*OBJECTIF*
Poursuivez la discussion de forum sur le disque dur de l'iBook G4, juste après sa dernière phrase.

*** TEXTE SOURCE ***

# Compatibilité disque dur ibook g4



## kebasc (24 Février 2011)

Bonjour à tout le monde.

Je débutes tout juste sur Mac, et j'ai un disque dur à changer sur un ibook g4 1.42 ghz.

Ma question est la suivante, pouvons nous mettre n'importe quel disque dur 2.5'' ide, par exemple provenant d'un pc portable classique dessus.

J'ai essayé de booter pour reinstaller le disque dur et mac os, le probleme c'est que le disque dur que j'ai recu n'est pas reconnu par l'utilitaire disque. C'est un samsung de 160 go.

Merci d'avance.


----------



## Pascal 77 (25 Février 2011)

kebasc a dit:


> Bonjour à tout le monde.
> 
> Je débutes tout juste sur Mac, et j'ai un disque dur à changer sur un ibook g4 1.42 ghz.
> 
> ...



N'importe quel disque IDE fait l'affaire (un Samsung de 160 Go, c'est ce que j'ai dans mon iBook G4).

*** DONNÉES FOURNIES ***

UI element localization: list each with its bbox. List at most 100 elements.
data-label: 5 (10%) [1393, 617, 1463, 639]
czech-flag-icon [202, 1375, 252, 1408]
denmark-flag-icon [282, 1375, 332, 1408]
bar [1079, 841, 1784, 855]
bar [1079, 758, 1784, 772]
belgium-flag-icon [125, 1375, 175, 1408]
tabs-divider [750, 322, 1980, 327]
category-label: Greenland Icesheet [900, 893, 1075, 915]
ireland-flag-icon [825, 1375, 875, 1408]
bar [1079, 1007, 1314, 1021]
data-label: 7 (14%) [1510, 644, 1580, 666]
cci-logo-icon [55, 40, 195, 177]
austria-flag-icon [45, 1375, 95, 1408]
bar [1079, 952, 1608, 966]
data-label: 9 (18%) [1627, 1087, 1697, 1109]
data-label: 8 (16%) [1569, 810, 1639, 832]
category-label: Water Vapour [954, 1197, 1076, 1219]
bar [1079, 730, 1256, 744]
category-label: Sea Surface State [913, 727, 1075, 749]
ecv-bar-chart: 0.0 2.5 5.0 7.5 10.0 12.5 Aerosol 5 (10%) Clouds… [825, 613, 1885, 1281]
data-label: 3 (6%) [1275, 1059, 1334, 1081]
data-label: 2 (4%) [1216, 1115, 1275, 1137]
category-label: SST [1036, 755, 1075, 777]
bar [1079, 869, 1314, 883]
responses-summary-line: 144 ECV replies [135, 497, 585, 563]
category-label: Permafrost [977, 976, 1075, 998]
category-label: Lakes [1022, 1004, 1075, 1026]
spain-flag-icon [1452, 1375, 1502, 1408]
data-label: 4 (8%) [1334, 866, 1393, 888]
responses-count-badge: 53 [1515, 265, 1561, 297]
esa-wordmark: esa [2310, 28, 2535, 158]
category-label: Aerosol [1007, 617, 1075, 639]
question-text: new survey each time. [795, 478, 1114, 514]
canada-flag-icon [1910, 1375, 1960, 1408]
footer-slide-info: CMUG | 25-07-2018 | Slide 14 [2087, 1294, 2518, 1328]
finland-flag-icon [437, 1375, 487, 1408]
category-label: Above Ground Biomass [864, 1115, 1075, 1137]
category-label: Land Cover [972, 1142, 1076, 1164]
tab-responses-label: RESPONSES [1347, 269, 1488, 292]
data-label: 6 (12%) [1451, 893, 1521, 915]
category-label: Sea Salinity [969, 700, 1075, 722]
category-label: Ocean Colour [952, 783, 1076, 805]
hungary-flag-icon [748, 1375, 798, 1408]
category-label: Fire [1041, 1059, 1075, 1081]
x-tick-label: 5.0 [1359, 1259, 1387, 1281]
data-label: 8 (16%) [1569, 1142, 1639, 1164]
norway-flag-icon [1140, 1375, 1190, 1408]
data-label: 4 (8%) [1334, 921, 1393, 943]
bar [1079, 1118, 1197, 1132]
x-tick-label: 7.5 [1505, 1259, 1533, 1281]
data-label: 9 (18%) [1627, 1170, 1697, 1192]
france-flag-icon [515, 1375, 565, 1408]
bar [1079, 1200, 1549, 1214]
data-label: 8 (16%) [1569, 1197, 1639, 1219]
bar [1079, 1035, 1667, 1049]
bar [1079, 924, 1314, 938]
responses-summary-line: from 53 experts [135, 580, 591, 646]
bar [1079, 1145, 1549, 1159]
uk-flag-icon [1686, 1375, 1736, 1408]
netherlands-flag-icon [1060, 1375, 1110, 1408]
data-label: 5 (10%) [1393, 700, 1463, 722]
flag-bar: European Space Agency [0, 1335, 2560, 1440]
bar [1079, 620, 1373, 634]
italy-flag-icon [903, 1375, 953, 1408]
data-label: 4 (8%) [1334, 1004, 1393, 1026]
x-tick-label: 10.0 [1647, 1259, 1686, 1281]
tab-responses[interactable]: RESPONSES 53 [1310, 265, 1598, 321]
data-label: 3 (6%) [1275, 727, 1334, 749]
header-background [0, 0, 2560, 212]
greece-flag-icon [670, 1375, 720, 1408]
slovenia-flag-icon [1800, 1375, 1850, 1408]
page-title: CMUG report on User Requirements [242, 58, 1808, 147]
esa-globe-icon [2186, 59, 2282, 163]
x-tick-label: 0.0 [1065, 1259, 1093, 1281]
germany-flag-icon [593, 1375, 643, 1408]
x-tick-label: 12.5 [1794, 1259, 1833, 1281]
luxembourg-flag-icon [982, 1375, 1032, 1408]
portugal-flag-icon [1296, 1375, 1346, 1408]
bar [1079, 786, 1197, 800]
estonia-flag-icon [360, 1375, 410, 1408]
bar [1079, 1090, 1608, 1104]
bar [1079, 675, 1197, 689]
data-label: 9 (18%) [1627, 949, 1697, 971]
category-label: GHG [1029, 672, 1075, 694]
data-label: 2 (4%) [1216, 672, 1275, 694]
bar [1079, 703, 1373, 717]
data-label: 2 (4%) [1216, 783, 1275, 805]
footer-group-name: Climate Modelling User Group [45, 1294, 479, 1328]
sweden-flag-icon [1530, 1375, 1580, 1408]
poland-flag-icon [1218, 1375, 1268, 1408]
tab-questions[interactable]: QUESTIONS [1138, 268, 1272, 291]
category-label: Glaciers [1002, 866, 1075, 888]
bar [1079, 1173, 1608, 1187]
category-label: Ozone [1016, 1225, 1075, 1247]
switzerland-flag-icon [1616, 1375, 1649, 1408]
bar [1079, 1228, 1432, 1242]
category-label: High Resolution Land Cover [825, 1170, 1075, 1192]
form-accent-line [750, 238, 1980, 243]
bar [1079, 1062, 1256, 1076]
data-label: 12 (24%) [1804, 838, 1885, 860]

***

*RÉPONSE*
Par contre, si tu ne vois pas ce disque dans "Infos système Apple" (menu pomme -> à propos de ce Mac -> plus d'infos), alors, il y a deux possibilités :

- Le disque dur que tu mets est aussi H.S. que l'ancien
- le problème ne vient pas du disque dur, mais de la carte mère (j'ai eu le problème avec un PowerBook G4 12" qui du jour au lendemain ne voyait plus son disque dur interne, alors que le dit disque monté dans un boîtier Firewire, il le voyait très bien. Après un changement de carte mère, tout est rentré dans l'ordre).

Mais cela dit, il faudrait que tu pense à lire les annonces "à lire avant de poster" lorsqu'il y en a en tête de forum, parce que les disques internes, ce n'est pas dans "Périphériques et accessoiress" qu'on en parle. On déménage.


----------



## christophe2312 (25 Février 2011)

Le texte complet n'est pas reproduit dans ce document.